### What to work on
Omit every picture, then give all the entries again exactly.

[start of Supplied material]

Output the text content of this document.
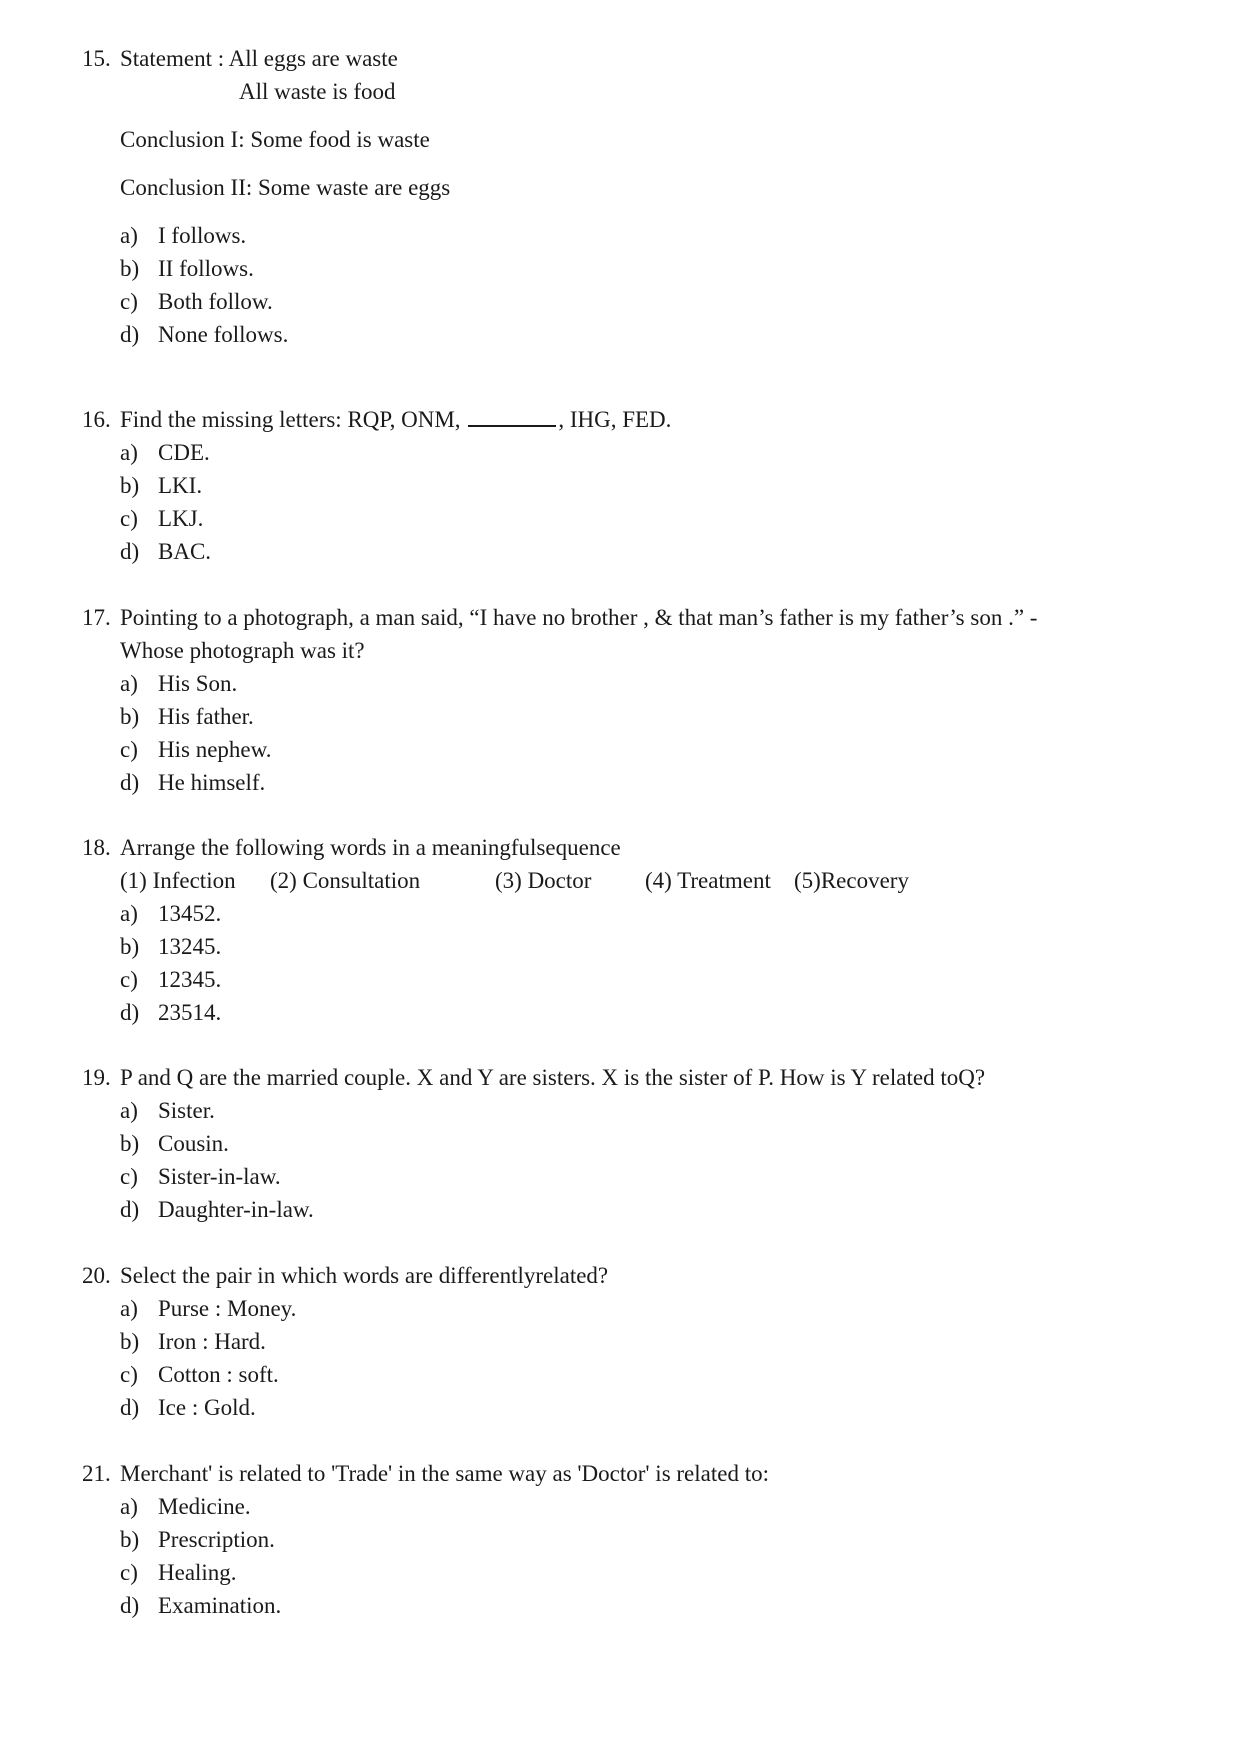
15. Statement : All eggs are waste
All waste is food
Conclusion I: Some food is waste
Conclusion II: Some waste are eggs
a) I follows.
b) II follows.
c) Both follow.
d) None follows.
16. Find the missing letters: RQP, ONM,	, IHG, FED.
a) CDE.
b) LKI.
c) LKJ.
d) BAC.
17. Pointing to a photograph, a man said, “I have no brother , & that man’s father is my father’s son .” -
Whose photograph was it?
a) His Son.
b) His father.
c) His nephew.
d) He himself.
18. Arrange the following words in a meaningfulsequence
(1) Infection (2) Consultation	(3) Doctor (4) Treatment (5)Recovery
a) 13452.
b) 13245.
c) 12345.
d) 23514.
19. P and Q are the married couple. X and Y are sisters. X is the sister of P. How is Y related toQ?
a) Sister.
b) Cousin.
c) Sister-in-law.
d) Daughter-in-law.
20. Select the pair in which words are differentlyrelated?
a) Purse : Money.
b) Iron : Hard.
c) Cotton : soft.
d) Ice : Gold.
21. Merchant' is related to 'Trade' in the same way as 'Doctor' is related to:
a) Medicine.
b) Prescription.
c) Healing.
d) Examination.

[end of Supplied material]

### Response for this exercise
Output the text content of this document.
15. Statement : All eggs are waste
All waste is food
Conclusion I: Some food is waste
Conclusion II: Some waste are eggs
a) I follows.
b) II follows.
c) Both follow.
d) None follows.
16. Find the missing letters: RQP, ONM,	, IHG, FED.
a) CDE.
b) LKI.
c) LKJ.
d) BAC.
17. Pointing to a photograph, a man said, “I have no brother , & that man’s father is my father’s son .” -
Whose photograph was it?
a) His Son.
b) His father.
c) His nephew.
d) He himself.
18. Arrange the following words in a meaningfulsequence
(1) Infection (2) Consultation	(3) Doctor (4) Treatment (5)Recovery
a) 13452.
b) 13245.
c) 12345.
d) 23514.
19. P and Q are the married couple. X and Y are sisters. X is the sister of P. How is Y related toQ?
a) Sister.
b) Cousin.
c) Sister-in-law.
d) Daughter-in-law.
20. Select the pair in which words are differentlyrelated?
a) Purse : Money.
b) Iron : Hard.
c) Cotton : soft.
d) Ice : Gold.
21. Merchant' is related to 'Trade' in the same way as 'Doctor' is related to:
a) Medicine.
b) Prescription.
c) Healing.
d) Examination.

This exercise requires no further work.